=== EXTRACTED RECORDS ===
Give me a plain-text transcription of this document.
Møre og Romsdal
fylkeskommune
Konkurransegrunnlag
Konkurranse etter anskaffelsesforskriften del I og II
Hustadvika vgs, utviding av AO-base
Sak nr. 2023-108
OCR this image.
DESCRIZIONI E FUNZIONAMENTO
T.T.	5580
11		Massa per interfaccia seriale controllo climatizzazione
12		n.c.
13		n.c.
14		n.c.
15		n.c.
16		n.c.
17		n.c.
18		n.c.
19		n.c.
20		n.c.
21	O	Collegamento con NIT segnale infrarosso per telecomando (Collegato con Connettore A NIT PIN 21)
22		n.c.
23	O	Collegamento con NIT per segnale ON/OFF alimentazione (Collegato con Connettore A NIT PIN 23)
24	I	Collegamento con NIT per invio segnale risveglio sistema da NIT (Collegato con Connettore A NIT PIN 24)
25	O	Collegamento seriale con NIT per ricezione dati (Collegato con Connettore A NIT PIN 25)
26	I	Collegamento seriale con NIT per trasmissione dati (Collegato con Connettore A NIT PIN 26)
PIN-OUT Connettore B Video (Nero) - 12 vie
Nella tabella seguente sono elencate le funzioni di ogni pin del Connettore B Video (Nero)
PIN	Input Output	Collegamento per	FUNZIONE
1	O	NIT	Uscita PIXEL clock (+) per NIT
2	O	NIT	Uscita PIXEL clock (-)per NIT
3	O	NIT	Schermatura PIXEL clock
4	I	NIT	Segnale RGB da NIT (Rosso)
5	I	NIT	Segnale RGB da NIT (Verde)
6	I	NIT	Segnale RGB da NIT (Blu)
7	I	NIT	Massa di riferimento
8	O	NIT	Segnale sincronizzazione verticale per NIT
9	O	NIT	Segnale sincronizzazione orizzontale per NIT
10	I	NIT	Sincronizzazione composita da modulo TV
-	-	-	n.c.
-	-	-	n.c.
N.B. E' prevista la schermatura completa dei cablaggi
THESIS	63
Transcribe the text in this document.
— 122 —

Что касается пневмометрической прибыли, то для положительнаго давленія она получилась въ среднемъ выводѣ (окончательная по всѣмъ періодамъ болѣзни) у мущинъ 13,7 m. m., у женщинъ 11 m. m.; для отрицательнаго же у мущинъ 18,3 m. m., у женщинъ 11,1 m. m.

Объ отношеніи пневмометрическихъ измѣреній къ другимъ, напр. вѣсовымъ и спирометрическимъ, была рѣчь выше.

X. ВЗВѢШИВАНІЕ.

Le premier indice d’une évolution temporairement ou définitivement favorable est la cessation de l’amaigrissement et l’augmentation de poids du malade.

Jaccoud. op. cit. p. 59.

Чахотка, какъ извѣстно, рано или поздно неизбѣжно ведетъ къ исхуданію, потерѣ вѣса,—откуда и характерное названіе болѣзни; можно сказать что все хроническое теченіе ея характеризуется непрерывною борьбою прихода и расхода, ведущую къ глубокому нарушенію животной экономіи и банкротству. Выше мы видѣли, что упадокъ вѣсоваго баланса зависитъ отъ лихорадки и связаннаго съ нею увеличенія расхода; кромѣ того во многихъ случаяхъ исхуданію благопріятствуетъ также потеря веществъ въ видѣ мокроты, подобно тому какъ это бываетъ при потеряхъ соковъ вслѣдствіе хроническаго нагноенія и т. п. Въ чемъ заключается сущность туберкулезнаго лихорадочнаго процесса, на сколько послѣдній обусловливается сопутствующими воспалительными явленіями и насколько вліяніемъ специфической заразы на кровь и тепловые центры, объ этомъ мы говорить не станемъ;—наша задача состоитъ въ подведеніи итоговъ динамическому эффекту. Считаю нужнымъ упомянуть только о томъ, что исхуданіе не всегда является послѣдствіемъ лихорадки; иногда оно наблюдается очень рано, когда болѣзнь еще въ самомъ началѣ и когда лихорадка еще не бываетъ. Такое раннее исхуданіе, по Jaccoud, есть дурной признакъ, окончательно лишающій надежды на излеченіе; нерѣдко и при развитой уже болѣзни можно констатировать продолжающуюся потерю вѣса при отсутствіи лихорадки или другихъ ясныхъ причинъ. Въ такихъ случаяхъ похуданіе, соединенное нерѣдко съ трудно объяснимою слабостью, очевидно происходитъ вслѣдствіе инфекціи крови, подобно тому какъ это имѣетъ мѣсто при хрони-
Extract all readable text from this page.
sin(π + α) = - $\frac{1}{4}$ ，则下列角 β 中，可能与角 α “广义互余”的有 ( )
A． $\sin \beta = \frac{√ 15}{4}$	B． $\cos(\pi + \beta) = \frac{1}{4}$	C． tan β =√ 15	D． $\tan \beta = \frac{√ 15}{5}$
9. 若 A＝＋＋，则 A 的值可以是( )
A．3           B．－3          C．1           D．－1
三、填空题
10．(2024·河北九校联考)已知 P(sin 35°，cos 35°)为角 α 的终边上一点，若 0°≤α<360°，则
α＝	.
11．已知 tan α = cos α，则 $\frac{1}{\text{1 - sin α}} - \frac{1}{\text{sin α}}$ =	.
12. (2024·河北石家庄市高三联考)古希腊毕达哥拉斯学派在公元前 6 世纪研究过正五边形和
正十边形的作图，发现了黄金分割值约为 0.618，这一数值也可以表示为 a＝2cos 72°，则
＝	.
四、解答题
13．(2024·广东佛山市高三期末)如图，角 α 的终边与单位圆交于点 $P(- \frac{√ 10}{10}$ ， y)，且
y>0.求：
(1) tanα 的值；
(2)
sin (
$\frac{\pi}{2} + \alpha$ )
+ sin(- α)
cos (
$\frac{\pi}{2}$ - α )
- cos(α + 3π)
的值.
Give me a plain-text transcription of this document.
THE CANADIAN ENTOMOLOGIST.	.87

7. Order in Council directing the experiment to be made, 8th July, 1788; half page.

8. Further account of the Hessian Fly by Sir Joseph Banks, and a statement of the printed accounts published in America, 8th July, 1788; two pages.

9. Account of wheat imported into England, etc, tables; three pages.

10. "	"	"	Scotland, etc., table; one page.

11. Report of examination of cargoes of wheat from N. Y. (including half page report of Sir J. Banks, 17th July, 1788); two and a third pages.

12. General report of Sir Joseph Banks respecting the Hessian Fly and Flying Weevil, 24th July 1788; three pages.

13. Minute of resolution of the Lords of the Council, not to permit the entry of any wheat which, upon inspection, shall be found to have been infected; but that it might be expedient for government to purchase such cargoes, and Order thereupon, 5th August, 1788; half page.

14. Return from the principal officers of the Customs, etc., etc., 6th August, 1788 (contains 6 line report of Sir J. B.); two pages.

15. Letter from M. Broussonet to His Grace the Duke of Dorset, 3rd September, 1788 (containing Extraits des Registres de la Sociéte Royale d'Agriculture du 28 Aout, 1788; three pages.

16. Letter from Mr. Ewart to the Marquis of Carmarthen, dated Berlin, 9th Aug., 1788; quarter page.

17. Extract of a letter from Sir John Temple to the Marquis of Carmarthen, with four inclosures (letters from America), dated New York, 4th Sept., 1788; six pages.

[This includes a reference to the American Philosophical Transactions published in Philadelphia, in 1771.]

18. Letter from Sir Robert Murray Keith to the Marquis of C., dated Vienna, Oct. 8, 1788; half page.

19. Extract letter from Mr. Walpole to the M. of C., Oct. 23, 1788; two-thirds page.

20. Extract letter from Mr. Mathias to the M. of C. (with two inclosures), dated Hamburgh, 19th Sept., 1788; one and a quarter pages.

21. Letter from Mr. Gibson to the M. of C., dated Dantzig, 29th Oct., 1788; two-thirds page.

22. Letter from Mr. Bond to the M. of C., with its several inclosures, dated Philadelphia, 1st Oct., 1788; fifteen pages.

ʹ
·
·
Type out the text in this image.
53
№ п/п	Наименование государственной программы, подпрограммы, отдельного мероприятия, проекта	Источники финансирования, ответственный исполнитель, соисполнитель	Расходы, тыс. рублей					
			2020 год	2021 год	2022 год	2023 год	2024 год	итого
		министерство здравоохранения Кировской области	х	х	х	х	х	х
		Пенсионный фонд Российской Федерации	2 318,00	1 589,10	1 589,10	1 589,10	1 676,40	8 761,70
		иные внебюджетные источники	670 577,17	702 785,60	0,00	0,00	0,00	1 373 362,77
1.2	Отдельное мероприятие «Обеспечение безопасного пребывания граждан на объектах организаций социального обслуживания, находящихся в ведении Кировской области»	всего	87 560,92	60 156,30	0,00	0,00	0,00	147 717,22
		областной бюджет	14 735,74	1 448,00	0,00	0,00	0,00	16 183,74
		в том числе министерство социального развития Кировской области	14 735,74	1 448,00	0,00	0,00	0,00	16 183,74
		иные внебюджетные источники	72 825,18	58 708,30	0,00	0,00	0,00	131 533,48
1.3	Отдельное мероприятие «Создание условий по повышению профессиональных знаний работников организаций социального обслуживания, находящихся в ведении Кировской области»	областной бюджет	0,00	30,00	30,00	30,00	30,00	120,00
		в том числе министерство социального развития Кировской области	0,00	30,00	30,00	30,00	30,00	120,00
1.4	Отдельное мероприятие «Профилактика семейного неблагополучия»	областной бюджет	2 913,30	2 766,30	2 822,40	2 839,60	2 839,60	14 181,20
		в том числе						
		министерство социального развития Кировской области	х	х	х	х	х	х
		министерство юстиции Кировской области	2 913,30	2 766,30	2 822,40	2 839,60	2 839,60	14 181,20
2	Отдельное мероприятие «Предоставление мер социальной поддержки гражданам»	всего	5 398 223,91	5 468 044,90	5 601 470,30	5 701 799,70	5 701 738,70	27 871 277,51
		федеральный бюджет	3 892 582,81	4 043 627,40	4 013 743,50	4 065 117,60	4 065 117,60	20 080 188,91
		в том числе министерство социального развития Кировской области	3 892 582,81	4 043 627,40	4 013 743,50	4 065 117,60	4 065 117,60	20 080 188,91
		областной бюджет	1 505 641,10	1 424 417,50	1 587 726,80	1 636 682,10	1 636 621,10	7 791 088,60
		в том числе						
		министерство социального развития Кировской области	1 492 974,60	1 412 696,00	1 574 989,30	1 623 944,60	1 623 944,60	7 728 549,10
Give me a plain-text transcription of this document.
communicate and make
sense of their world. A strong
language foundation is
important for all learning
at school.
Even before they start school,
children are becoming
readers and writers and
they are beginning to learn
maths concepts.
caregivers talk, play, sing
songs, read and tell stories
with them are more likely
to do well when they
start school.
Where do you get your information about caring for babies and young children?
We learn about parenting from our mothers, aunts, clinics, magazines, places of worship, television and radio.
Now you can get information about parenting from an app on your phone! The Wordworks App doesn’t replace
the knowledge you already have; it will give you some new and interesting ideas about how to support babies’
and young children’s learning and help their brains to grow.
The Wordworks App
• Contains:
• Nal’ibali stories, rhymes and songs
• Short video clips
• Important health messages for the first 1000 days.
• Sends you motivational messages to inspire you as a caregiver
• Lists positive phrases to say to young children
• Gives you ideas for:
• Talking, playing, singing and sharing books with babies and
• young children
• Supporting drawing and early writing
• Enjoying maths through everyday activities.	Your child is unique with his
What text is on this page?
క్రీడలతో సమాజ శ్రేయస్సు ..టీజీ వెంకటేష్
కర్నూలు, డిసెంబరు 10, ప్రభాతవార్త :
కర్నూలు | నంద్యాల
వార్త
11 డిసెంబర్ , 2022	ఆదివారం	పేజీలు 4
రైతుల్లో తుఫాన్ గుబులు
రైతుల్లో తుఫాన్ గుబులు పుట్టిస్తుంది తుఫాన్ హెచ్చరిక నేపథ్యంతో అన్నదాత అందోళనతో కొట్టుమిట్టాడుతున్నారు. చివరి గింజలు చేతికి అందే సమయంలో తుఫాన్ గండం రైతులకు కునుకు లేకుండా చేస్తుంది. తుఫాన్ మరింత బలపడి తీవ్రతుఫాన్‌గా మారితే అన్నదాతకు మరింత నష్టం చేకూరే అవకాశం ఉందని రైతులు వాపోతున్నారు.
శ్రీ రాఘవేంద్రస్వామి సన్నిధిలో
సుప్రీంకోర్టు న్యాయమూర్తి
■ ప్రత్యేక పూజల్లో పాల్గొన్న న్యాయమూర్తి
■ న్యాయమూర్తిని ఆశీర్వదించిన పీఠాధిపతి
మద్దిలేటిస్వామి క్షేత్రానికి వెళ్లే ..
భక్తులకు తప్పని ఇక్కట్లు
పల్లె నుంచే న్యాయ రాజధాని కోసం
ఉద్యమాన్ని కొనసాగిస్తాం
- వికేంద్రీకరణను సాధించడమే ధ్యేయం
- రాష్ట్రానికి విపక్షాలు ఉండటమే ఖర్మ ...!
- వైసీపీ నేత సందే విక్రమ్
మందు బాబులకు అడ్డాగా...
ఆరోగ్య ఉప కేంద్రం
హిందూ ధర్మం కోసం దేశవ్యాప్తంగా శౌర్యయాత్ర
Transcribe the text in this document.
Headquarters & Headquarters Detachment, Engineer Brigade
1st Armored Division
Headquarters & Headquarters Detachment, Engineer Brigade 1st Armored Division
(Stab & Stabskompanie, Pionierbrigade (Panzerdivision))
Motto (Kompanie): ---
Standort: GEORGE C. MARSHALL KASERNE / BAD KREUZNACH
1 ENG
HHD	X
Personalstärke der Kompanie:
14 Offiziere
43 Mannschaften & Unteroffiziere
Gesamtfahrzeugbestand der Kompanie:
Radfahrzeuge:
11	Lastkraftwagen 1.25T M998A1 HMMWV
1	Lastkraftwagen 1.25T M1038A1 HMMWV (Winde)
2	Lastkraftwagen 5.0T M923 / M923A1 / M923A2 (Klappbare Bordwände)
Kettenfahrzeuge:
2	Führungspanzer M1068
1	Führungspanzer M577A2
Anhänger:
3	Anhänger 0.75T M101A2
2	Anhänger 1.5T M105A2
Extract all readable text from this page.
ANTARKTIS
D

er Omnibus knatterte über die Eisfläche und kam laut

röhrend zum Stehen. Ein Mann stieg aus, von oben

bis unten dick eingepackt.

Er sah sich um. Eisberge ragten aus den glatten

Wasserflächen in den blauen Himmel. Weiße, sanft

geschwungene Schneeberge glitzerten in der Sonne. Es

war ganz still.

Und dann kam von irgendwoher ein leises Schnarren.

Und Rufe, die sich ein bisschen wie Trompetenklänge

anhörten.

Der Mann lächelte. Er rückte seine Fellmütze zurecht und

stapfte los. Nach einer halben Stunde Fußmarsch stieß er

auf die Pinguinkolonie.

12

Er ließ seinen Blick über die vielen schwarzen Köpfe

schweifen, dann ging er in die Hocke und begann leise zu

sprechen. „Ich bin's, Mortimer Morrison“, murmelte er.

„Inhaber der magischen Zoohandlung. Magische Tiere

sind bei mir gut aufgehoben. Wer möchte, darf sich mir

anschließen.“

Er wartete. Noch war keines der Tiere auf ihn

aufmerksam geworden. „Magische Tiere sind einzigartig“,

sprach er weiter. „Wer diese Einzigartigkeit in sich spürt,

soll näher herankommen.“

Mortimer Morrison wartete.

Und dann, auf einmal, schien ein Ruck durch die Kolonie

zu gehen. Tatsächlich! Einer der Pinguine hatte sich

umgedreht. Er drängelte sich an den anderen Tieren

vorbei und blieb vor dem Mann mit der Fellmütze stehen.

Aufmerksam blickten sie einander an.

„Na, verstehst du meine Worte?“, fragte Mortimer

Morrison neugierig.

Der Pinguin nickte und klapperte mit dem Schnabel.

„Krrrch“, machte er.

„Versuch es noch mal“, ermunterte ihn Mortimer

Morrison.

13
===
> _BRIEF_:
Copy each line that contains the word "wartete".

> _EXERCISE OUTPUT_:
Er wartete. Noch war keines der Tiere auf ihn
Mortimer Morrison wartete.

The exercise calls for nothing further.